▶ Saved entries
= = = = = = =

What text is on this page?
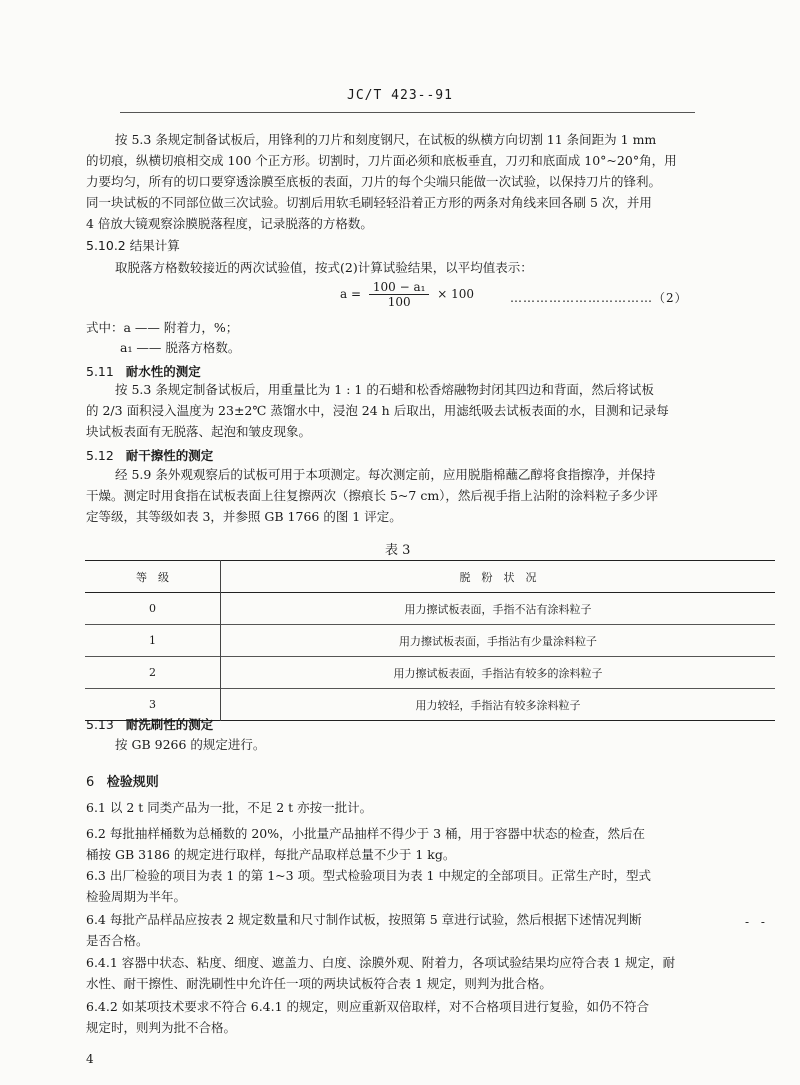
JC/T 423--91
按 5.3 条规定制备试板后，用锋利的刀片和刻度钢尺，在试板的纵横方向切割 11 条间距为 1 mm
的切痕，纵横切痕相交成 100 个正方形。切割时，刀片面必须和底板垂直，刀刃和底面成 10°~20°角，用
力要均匀，所有的切口要穿透涂膜至底板的表面，刀片的每个尖端只能做一次试验，以保持刀片的锋利。
同一块试板的不同部位做三次试验。切割后用软毛刷轻轻沿着正方形的两条对角线来回各刷 5 次，并用
4 倍放大镜观察涂膜脱落程度，记录脱落的方格数。
5.10.2 结果计算
取脱落方格数较接近的两次试验值，按式(2)计算试验结果，以平均值表示：
$a = \frac{\text{100 − a₁}}{100} \times 100$	……………………………（2）
式中：a —— 附着力，%；
a₁ —— 脱落方格数。
5.11 耐水性的测定
按 5.3 条规定制备试板后，用重量比为 1 : 1 的石蜡和松香熔融物封闭其四边和背面，然后将试板
的 2/3 面积浸入温度为 23±2℃ 蒸馏水中，浸泡 24 h 后取出，用滤纸吸去试板表面的水，目测和记录每
块试板表面有无脱落、起泡和皱皮现象。
5.12 耐干擦性的测定
经 5.9 条外观观察后的试板可用于本项测定。每次测定前，应用脱脂棉蘸乙醇将食指擦净，并保持
干燥。测定时用食指在试板表面上往复擦两次（擦痕长 5~7 cm），然后视手指上沾附的涂料粒子多少评
定等级，其等级如表 3，并参照 GB 1766 的图 1 评定。
表 3
等　级	脱　粉　状　况
0	用力擦试板表面，手指不沾有涂料粒子
1	用力擦试板表面，手指沾有少量涂料粒子
2	用力擦试板表面，手指沾有较多的涂料粒子
3	用力较轻，手指沾有较多涂料粒子
5.13 耐洗刷性的测定
按 GB 9266 的规定进行。
6 检验规则
6.1 以 2 t 同类产品为一批，不足 2 t 亦按一批计。
6.2 每批抽样桶数为总桶数的 20%，小批量产品抽样不得少于 3 桶，用于容器中状态的检查，然后在
桶按 GB 3186 的规定进行取样，每批产品取样总量不少于 1 kg。
6.3 出厂检验的项目为表 1 的第 1~3 项。型式检验项目为表 1 中规定的全部项目。正常生产时，型式
检验周期为半年。
6.4 每批产品样品应按表 2 规定数量和尺寸制作试板，按照第 5 章进行试验，然后根据下述情况判断
是否合格。
- -
6.4.1 容器中状态、粘度、细度、遮盖力、白度、涂膜外观、附着力，各项试验结果均应符合表 1 规定，耐
水性、耐干擦性、耐洗刷性中允许任一项的两块试板符合表 1 规定，则判为批合格。
6.4.2 如某项技术要求不符合 6.4.1 的规定，则应重新双倍取样，对不合格项目进行复验，如仍不符合
规定时，则判为批不合格。
4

= = = = = = =

Would you return the data exactly as written, without the pictures?

▶ Exercise solution
What text is on this page?
JC/T 423--91
按 5.3 条规定制备试板后，用锋利的刀片和刻度钢尺，在试板的纵横方向切割 11 条间距为 1 mm
的切痕，纵横切痕相交成 100 个正方形。切割时，刀片面必须和底板垂直，刀刃和底面成 10°~20°角，用
力要均匀，所有的切口要穿透涂膜至底板的表面，刀片的每个尖端只能做一次试验，以保持刀片的锋利。
同一块试板的不同部位做三次试验。切割后用软毛刷轻轻沿着正方形的两条对角线来回各刷 5 次，并用
4 倍放大镜观察涂膜脱落程度，记录脱落的方格数。
5.10.2 结果计算
取脱落方格数较接近的两次试验值，按式(2)计算试验结果，以平均值表示：
$a = \frac{\text{100 − a₁}}{100} \times 100$	……………………………（2）
式中：a —— 附着力，%；
a₁ —— 脱落方格数。
5.11 耐水性的测定
按 5.3 条规定制备试板后，用重量比为 1 : 1 的石蜡和松香熔融物封闭其四边和背面，然后将试板
的 2/3 面积浸入温度为 23±2℃ 蒸馏水中，浸泡 24 h 后取出，用滤纸吸去试板表面的水，目测和记录每
块试板表面有无脱落、起泡和皱皮现象。
5.12 耐干擦性的测定
经 5.9 条外观观察后的试板可用于本项测定。每次测定前，应用脱脂棉蘸乙醇将食指擦净，并保持
干燥。测定时用食指在试板表面上往复擦两次（擦痕长 5~7 cm），然后视手指上沾附的涂料粒子多少评
定等级，其等级如表 3，并参照 GB 1766 的图 1 评定。
表 3
等　级	脱　粉　状　况
0	用力擦试板表面，手指不沾有涂料粒子
1	用力擦试板表面，手指沾有少量涂料粒子
2	用力擦试板表面，手指沾有较多的涂料粒子
3	用力较轻，手指沾有较多涂料粒子
5.13 耐洗刷性的测定
按 GB 9266 的规定进行。
6 检验规则
6.1 以 2 t 同类产品为一批，不足 2 t 亦按一批计。
6.2 每批抽样桶数为总桶数的 20%，小批量产品抽样不得少于 3 桶，用于容器中状态的检查，然后在
桶按 GB 3186 的规定进行取样，每批产品取样总量不少于 1 kg。
6.3 出厂检验的项目为表 1 的第 1~3 项。型式检验项目为表 1 中规定的全部项目。正常生产时，型式
检验周期为半年。
6.4 每批产品样品应按表 2 规定数量和尺寸制作试板，按照第 5 章进行试验，然后根据下述情况判断
是否合格。
- -
6.4.1 容器中状态、粘度、细度、遮盖力、白度、涂膜外观、附着力，各项试验结果均应符合表 1 规定，耐
水性、耐干擦性、耐洗刷性中允许任一项的两块试板符合表 1 规定，则判为批合格。
6.4.2 如某项技术要求不符合 6.4.1 的规定，则应重新双倍取样，对不合格项目进行复验，如仍不符合
规定时，则判为批不合格。
4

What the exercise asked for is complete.